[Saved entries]
:::::

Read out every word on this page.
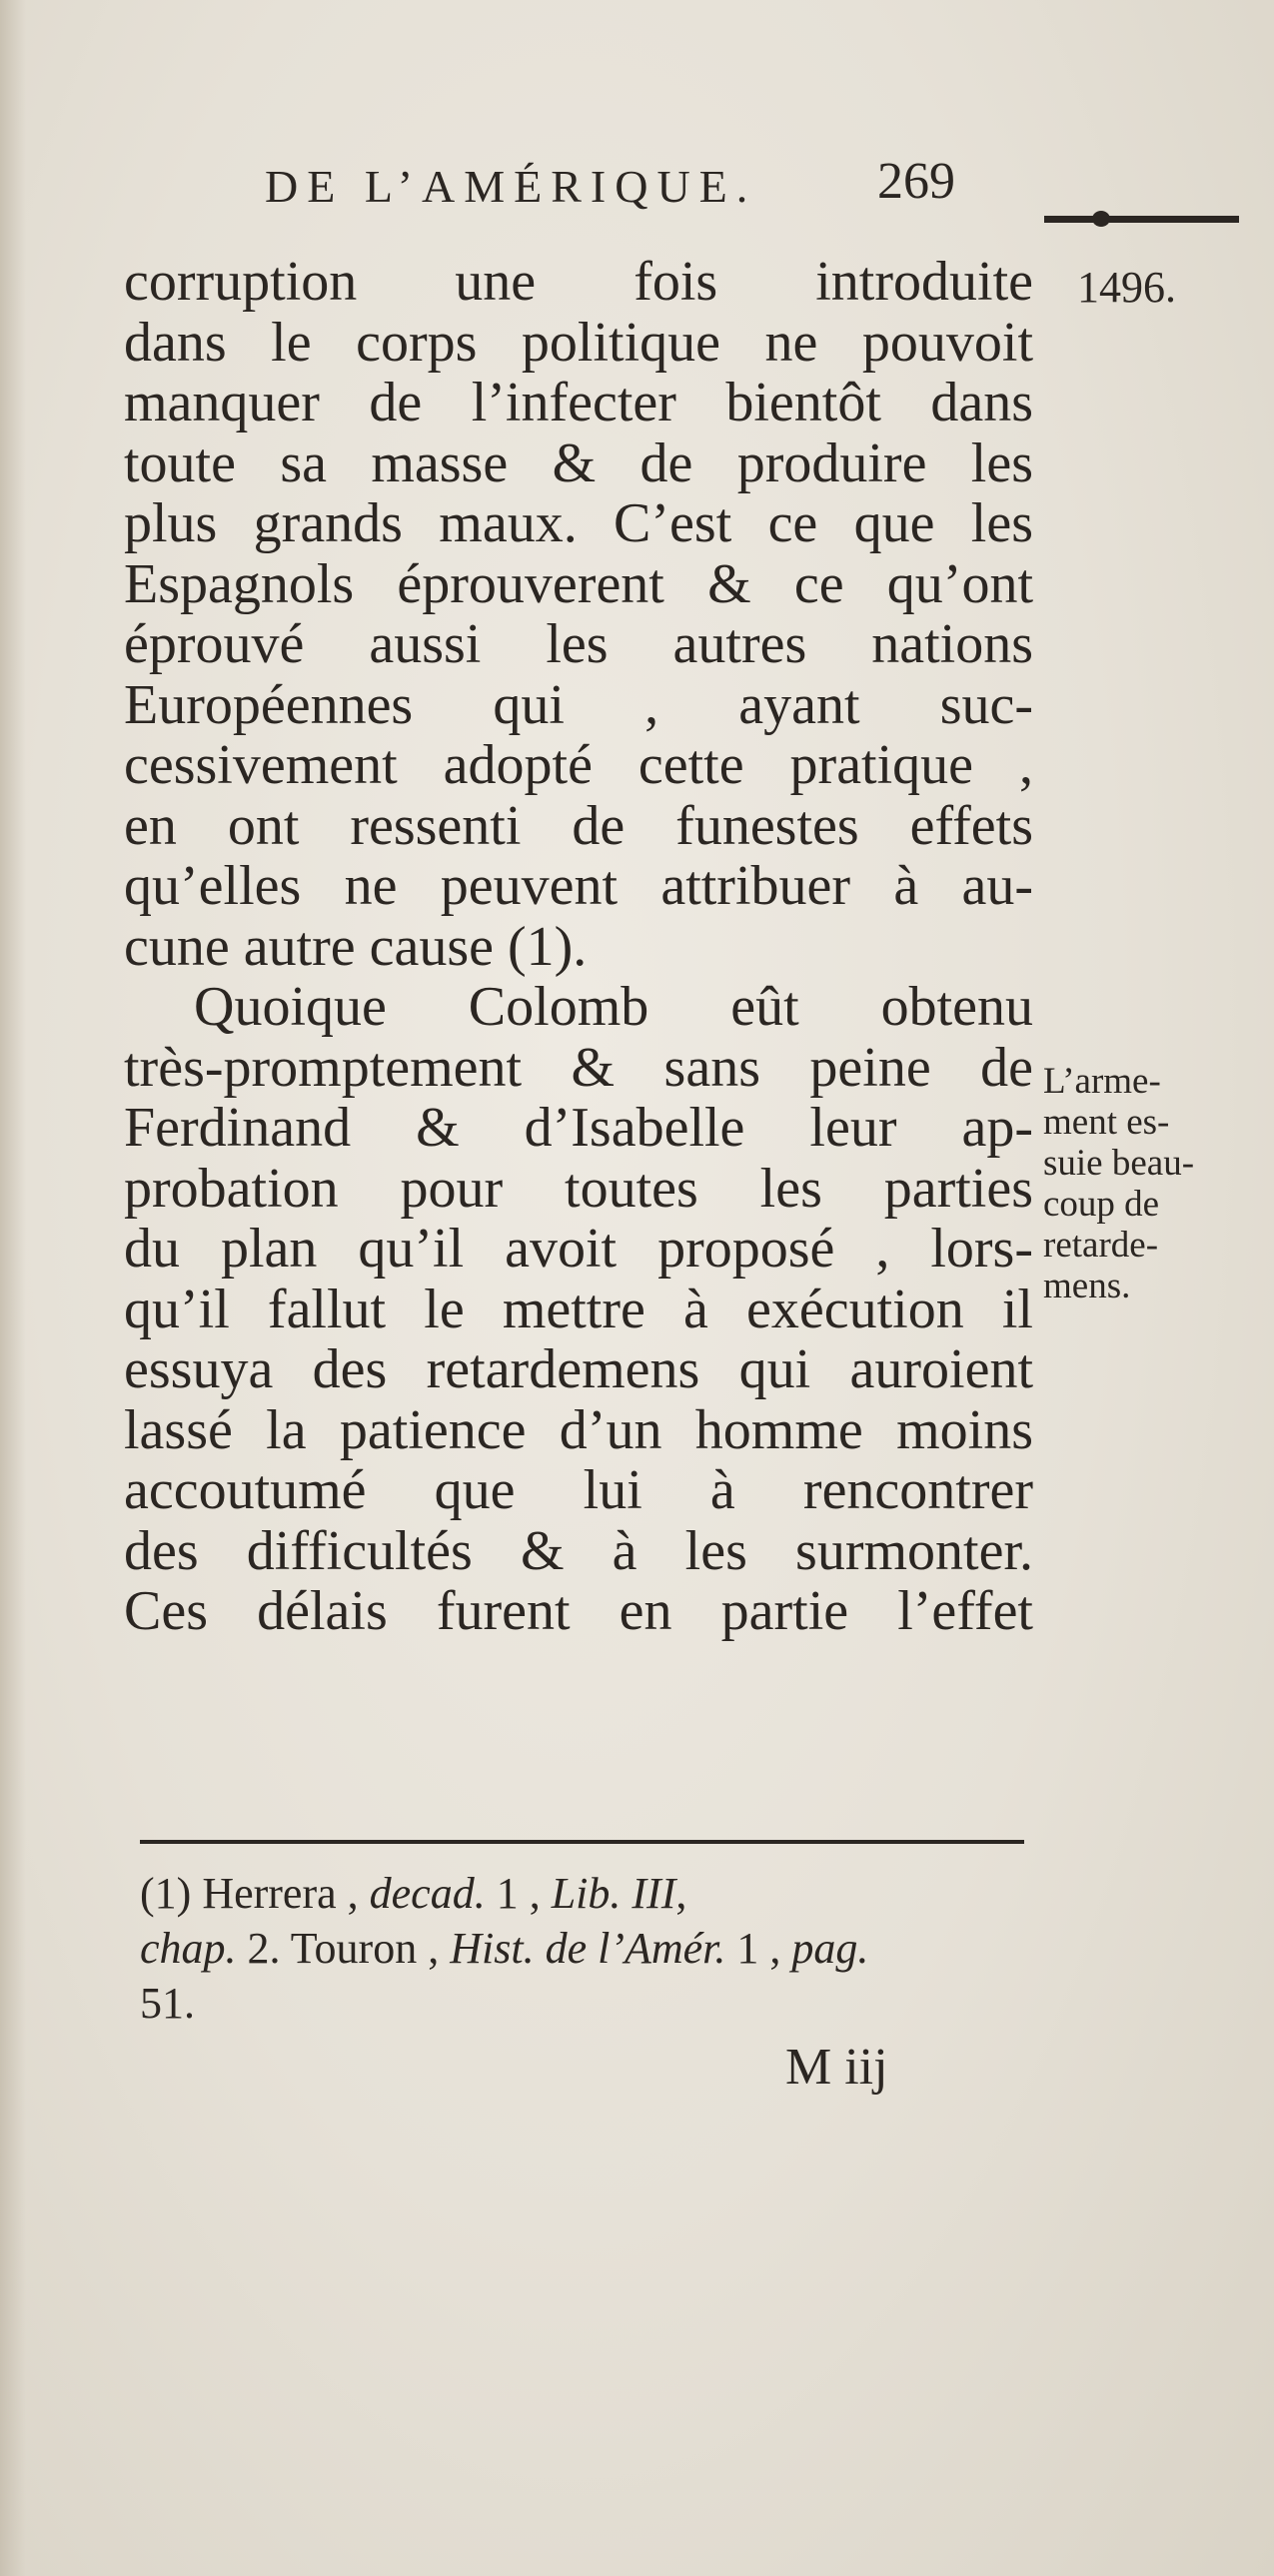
DE L’AMÉRIQUE. 269
1496.
corruption une fois introduite
dans le corps politique ne pouvoit
manquer de l’infecter bientôt dans
toute sa masse & de produire les
plus grands maux. C’est ce que les
Espagnols éprouverent & ce qu’ont
éprouvé aussi les autres nations
Européennes qui , ayant suc-
cessivement adopté cette pratique ,
en ont ressenti de funestes effets
qu’elles ne peuvent attribuer à au-
cune autre cause (1).
Quoique Colomb eût obtenu
très-promptement & sans peine de
Ferdinand & d’Isabelle leur ap-
probation pour toutes les parties
du plan qu’il avoit proposé , lors-
qu’il fallut le mettre à exécution il
essuya des retardemens qui auroient
lassé la patience d’un homme moins
accoutumé que lui à rencontrer
des difficultés & à les surmonter.
Ces délais furent en partie l’effet
L’arme-
ment es-
suie beau-
coup de
retarde-
mens.
(1) Herrera , decad. 1 , Lib. III,
chap. 2. Touron , Hist. de l’Amér. 1 , pag.
51.
M iij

:::::

Filter the listing above for the string "dans" and copy every matching line.

dans le corps politique ne pouvoit
manquer de l’infecter bientôt dans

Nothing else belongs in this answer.